▶ [Texto fornecido]:
╔══

Sindicato dos Trabalhadores em Funções Públicas e Sociais do Sul e Regiões Autónomas

A decisão agora tomada, enquadra-se no processo mais vasto de colocação na mobilidade especial de milhares de trabalhadores da Administração Pública, por via da reestruturação, fusão e extinção de centenas de serviços públicos, como se pode facilmente concluir da leitura do documento “UM ESTADO MELHOR”, aprovado pelo Governo já este mês.

Em vésperas de publicação da nova Lei Geral do Trabalho em Funções Públicas, onde se prevê que os trabalhadores que permaneçam na mobilidade especial durante um ano, possam ser unilateralmente despedidos, o Governo com este despacho dirigido às escolas da Rede Pública, prepara o caminho para atacar o emprego nesta área.

Depois de ter atirado para o desemprego milhares de trabalhadores docentes, prepara-se para fazer o mesmo relativamente aos não docentes.

Simultaneamente, no âmbito do pessoal com funções de auxiliar de acção educativa, para além de se verificar uma gritante falta de pessoal, acentua-se o recurso à precariedade, nomeadamente, com contratos de trabalho à hora, pagos com um valor aviltante de 3,25€ e, à ilegítima contratação de empresas de limpeza.

Estamos em presença do mais violento ataque à Escola Pública, executado em diversas frentes, como sejam, a do encerramento de estabelecimentos de ensino; a da redução de pessoal docente e não docente; a do estrangulamento financeiro; a do favorecimento das escolas privadas; a da transferência de competências para as autarquias locais, sem as suficientes contrapartidas.

╚══

▶ [Enunciado]: Transcreva na íntegra, sem qualquer alteração, o texto acima sobre a mobilidade especial na Administração Pública.

▶ [Os dados]:
╔══

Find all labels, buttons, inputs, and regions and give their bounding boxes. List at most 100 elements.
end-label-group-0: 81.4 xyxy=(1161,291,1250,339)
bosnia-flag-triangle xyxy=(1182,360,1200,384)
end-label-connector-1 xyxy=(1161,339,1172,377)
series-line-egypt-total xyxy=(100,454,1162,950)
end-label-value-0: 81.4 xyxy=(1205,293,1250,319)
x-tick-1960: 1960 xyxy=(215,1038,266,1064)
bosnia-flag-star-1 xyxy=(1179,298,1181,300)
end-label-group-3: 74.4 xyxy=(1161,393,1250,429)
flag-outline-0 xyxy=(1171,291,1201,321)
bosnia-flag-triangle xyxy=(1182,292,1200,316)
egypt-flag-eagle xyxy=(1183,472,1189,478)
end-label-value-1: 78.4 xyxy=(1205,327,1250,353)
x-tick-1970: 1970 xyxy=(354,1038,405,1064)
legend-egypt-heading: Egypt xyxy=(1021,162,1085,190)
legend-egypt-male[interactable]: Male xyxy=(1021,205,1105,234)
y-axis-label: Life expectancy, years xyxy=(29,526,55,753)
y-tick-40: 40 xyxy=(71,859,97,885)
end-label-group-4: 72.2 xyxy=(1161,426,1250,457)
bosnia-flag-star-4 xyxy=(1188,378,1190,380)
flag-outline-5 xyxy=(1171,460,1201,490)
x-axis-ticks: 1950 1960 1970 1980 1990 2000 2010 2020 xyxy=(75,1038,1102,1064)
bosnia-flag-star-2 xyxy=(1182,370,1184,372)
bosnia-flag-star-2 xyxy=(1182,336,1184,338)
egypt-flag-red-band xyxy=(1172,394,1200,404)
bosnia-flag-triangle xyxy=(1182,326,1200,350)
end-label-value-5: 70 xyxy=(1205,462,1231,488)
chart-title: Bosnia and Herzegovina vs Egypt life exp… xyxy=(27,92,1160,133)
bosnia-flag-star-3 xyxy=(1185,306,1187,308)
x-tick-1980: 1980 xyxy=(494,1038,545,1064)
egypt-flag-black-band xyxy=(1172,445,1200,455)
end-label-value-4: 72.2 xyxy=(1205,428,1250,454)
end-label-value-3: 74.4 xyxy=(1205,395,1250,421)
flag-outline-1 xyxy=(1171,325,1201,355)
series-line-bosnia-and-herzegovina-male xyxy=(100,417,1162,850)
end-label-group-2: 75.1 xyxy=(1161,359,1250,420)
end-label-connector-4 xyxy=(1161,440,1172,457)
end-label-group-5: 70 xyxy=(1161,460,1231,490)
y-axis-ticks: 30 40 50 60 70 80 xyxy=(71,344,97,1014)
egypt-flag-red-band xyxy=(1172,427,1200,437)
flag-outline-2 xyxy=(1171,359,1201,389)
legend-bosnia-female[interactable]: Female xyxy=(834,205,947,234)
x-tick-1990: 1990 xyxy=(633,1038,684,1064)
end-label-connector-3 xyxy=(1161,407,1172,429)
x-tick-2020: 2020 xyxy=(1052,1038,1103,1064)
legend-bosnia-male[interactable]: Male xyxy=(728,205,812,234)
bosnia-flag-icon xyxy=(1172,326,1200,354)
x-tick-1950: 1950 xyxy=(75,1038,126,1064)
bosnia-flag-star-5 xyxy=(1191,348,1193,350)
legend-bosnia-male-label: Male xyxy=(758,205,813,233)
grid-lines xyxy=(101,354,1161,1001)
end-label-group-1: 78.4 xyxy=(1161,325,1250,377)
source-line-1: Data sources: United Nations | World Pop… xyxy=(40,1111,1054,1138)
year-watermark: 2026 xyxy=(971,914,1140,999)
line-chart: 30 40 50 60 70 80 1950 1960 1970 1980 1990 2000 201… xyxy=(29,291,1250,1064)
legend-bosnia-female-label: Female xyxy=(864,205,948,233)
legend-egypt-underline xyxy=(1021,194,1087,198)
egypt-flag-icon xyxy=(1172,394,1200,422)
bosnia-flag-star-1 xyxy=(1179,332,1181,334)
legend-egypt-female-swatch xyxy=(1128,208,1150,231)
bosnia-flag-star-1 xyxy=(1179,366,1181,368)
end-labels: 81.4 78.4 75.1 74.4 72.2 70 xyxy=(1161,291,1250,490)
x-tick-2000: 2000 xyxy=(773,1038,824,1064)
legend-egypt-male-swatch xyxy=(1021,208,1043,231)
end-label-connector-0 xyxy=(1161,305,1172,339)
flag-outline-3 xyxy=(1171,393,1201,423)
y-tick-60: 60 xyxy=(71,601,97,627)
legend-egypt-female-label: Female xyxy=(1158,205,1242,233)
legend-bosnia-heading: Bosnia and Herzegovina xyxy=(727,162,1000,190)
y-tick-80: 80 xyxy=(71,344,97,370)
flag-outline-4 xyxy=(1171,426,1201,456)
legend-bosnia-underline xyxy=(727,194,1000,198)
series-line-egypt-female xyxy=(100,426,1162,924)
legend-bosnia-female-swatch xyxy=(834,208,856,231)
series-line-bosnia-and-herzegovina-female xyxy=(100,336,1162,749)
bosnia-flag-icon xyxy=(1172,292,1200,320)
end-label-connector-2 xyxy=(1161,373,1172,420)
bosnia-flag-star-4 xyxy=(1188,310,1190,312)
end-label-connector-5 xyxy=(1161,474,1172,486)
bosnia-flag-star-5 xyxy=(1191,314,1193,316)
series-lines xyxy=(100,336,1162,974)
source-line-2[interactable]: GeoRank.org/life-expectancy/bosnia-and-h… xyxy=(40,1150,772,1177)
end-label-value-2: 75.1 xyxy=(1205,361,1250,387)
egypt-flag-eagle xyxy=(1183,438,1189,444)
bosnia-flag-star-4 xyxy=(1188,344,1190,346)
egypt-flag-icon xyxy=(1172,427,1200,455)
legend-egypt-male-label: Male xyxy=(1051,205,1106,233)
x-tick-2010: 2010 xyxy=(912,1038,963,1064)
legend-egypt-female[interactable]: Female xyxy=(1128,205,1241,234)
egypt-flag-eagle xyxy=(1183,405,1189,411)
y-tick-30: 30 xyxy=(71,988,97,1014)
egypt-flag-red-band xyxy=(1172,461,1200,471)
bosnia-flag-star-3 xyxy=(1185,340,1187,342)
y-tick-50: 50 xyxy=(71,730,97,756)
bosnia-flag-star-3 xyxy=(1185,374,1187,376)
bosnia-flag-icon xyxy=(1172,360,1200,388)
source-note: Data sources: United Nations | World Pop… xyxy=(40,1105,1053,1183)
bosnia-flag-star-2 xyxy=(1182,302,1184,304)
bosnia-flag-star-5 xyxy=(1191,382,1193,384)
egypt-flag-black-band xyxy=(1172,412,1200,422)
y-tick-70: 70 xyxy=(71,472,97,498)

╚══

▶ [Resolução]:
Sindicato dos Trabalhadores em Funções Públicas e Sociais do Sul e Regiões Autónomas

A decisão agora tomada, enquadra-se no processo mais vasto de colocação na mobilidade especial de milhares de trabalhadores da Administração Pública, por via da reestruturação, fusão e extinção de centenas de serviços públicos, como se pode facilmente concluir da leitura do documento “UM ESTADO MELHOR”, aprovado pelo Governo já este mês.

Em vésperas de publicação da nova Lei Geral do Trabalho em Funções Públicas, onde se prevê que os trabalhadores que permaneçam na mobilidade especial durante um ano, possam ser unilateralmente despedidos, o Governo com este despacho dirigido às escolas da Rede Pública, prepara o caminho para atacar o emprego nesta área.

Depois de ter atirado para o desemprego milhares de trabalhadores docentes, prepara-se para fazer o mesmo relativamente aos não docentes.

Simultaneamente, no âmbito do pessoal com funções de auxiliar de acção educativa, para além de se verificar uma gritante falta de pessoal, acentua-se o recurso à precariedade, nomeadamente, com contratos de trabalho à hora, pagos com um valor aviltante de 3,25€ e, à ilegítima contratação de empresas de limpeza.

Estamos em presença do mais violento ataque à Escola Pública, executado em diversas frentes, como sejam, a do encerramento de estabelecimentos de ensino; a da redução de pessoal docente e não docente; a do estrangulamento financeiro; a do favorecimento das escolas privadas; a da transferência de competências para as autarquias locais, sem as suficientes contrapartidas.